▶ [Given data]:
···
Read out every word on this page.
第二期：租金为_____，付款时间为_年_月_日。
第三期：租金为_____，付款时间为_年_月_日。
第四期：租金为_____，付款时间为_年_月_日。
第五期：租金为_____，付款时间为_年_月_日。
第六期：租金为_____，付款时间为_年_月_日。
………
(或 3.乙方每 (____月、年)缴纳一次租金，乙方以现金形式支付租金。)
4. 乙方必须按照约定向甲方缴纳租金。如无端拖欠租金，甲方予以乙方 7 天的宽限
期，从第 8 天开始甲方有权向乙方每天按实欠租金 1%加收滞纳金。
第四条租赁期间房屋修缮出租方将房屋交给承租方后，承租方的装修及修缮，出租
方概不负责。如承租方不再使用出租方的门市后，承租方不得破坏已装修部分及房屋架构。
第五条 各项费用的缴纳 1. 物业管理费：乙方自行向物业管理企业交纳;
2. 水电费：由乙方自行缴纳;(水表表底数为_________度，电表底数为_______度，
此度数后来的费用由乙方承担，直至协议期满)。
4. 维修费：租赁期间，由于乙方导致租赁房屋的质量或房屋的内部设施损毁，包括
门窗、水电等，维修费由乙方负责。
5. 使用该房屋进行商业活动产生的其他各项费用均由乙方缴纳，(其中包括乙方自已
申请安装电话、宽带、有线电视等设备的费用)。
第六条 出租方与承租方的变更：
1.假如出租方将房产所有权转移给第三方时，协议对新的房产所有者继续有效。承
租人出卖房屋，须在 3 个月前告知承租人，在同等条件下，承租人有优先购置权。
···
▶ [To be done]: Send back every record, precisely as written.

▶ [Answer in full]:
Read out every word on this page.
第二期：租金为_____，付款时间为_年_月_日。
第三期：租金为_____，付款时间为_年_月_日。
第四期：租金为_____，付款时间为_年_月_日。
第五期：租金为_____，付款时间为_年_月_日。
第六期：租金为_____，付款时间为_年_月_日。
………
(或 3.乙方每 (____月、年)缴纳一次租金，乙方以现金形式支付租金。)
4. 乙方必须按照约定向甲方缴纳租金。如无端拖欠租金，甲方予以乙方 7 天的宽限
期，从第 8 天开始甲方有权向乙方每天按实欠租金 1%加收滞纳金。
第四条租赁期间房屋修缮出租方将房屋交给承租方后，承租方的装修及修缮，出租
方概不负责。如承租方不再使用出租方的门市后，承租方不得破坏已装修部分及房屋架构。
第五条 各项费用的缴纳 1. 物业管理费：乙方自行向物业管理企业交纳;
2. 水电费：由乙方自行缴纳;(水表表底数为_________度，电表底数为_______度，
此度数后来的费用由乙方承担，直至协议期满)。
4. 维修费：租赁期间，由于乙方导致租赁房屋的质量或房屋的内部设施损毁，包括
门窗、水电等，维修费由乙方负责。
5. 使用该房屋进行商业活动产生的其他各项费用均由乙方缴纳，(其中包括乙方自已
申请安装电话、宽带、有线电视等设备的费用)。
第六条 出租方与承租方的变更：
1.假如出租方将房产所有权转移给第三方时，协议对新的房产所有者继续有效。承
租人出卖房屋，须在 3 个月前告知承租人，在同等条件下，承租人有优先购置权。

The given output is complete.